[TASK OBJECTIVE] Reproduce all entries verbatim, with nothing added or dropped.

[ENTRIES SHOWN]
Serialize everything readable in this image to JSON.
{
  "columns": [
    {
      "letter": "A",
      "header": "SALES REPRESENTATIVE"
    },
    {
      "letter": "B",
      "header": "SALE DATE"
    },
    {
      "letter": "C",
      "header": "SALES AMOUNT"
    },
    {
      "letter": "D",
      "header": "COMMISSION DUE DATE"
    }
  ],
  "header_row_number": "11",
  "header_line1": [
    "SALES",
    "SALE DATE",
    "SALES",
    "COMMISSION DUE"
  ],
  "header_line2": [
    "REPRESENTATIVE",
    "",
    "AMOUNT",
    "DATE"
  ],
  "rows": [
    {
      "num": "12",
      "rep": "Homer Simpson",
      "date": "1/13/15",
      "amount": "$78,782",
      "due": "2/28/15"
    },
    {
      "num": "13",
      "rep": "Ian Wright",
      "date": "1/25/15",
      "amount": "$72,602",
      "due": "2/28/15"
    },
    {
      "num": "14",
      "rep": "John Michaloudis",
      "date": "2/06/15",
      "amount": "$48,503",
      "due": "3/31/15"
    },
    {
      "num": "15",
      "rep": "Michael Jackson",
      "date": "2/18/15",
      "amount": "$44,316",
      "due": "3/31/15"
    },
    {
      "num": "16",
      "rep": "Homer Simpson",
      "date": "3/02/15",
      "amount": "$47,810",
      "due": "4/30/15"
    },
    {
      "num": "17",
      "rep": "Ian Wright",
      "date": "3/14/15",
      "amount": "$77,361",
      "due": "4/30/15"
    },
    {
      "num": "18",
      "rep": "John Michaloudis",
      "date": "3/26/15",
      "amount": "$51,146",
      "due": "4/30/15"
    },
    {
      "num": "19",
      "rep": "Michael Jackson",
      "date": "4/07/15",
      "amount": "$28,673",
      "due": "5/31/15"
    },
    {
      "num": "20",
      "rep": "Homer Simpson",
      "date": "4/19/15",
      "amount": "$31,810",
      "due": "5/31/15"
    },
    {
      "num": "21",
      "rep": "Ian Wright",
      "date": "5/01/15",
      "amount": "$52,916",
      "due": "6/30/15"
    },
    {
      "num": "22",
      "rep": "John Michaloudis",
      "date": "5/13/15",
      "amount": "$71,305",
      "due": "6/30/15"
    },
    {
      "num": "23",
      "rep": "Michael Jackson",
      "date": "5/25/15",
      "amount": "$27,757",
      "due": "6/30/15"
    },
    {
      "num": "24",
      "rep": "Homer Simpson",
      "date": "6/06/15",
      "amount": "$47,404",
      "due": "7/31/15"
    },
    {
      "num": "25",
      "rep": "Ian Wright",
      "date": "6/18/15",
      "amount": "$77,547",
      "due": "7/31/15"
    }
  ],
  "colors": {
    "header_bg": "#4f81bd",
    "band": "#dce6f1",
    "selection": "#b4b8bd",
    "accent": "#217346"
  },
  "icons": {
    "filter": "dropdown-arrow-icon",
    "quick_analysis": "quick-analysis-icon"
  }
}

[ANSWER TO THE EXERCISE]
Serialize everything readable in this image to JSON.
{
  "columns": [
    {
      "letter": "A",
      "header": "SALES REPRESENTATIVE"
    },
    {
      "letter": "B",
      "header": "SALE DATE"
    },
    {
      "letter": "C",
      "header": "SALES AMOUNT"
    },
    {
      "letter": "D",
      "header": "COMMISSION DUE DATE"
    }
  ],
  "header_row_number": "11",
  "header_line1": [
    "SALES",
    "SALE DATE",
    "SALES",
    "COMMISSION DUE"
  ],
  "header_line2": [
    "REPRESENTATIVE",
    "",
    "AMOUNT",
    "DATE"
  ],
  "rows": [
    {
      "num": "12",
      "rep": "Homer Simpson",
      "date": "1/13/15",
      "amount": "$78,782",
      "due": "2/28/15"
    },
    {
      "num": "13",
      "rep": "Ian Wright",
      "date": "1/25/15",
      "amount": "$72,602",
      "due": "2/28/15"
    },
    {
      "num": "14",
      "rep": "John Michaloudis",
      "date": "2/06/15",
      "amount": "$48,503",
      "due": "3/31/15"
    },
    {
      "num": "15",
      "rep": "Michael Jackson",
      "date": "2/18/15",
      "amount": "$44,316",
      "due": "3/31/15"
    },
    {
      "num": "16",
      "rep": "Homer Simpson",
      "date": "3/02/15",
      "amount": "$47,810",
      "due": "4/30/15"
    },
    {
      "num": "17",
      "rep": "Ian Wright",
      "date": "3/14/15",
      "amount": "$77,361",
      "due": "4/30/15"
    },
    {
      "num": "18",
      "rep": "John Michaloudis",
      "date": "3/26/15",
      "amount": "$51,146",
      "due": "4/30/15"
    },
    {
      "num": "19",
      "rep": "Michael Jackson",
      "date": "4/07/15",
      "amount": "$28,673",
      "due": "5/31/15"
    },
    {
      "num": "20",
      "rep": "Homer Simpson",
      "date": "4/19/15",
      "amount": "$31,810",
      "due": "5/31/15"
    },
    {
      "num": "21",
      "rep": "Ian Wright",
      "date": "5/01/15",
      "amount": "$52,916",
      "due": "6/30/15"
    },
    {
      "num": "22",
      "rep": "John Michaloudis",
      "date": "5/13/15",
      "amount": "$71,305",
      "due": "6/30/15"
    },
    {
      "num": "23",
      "rep": "Michael Jackson",
      "date": "5/25/15",
      "amount": "$27,757",
      "due": "6/30/15"
    },
    {
      "num": "24",
      "rep": "Homer Simpson",
      "date": "6/06/15",
      "amount": "$47,404",
      "due": "7/31/15"
    },
    {
      "num": "25",
      "rep": "Ian Wright",
      "date": "6/18/15",
      "amount": "$77,547",
      "due": "7/31/15"
    }
  ],
  "colors": {
    "header_bg": "#4f81bd",
    "band": "#dce6f1",
    "selection": "#b4b8bd",
    "accent": "#217346"
  },
  "icons": {
    "filter": "dropdown-arrow-icon",
    "quick_analysis": "quick-analysis-icon"
  }
}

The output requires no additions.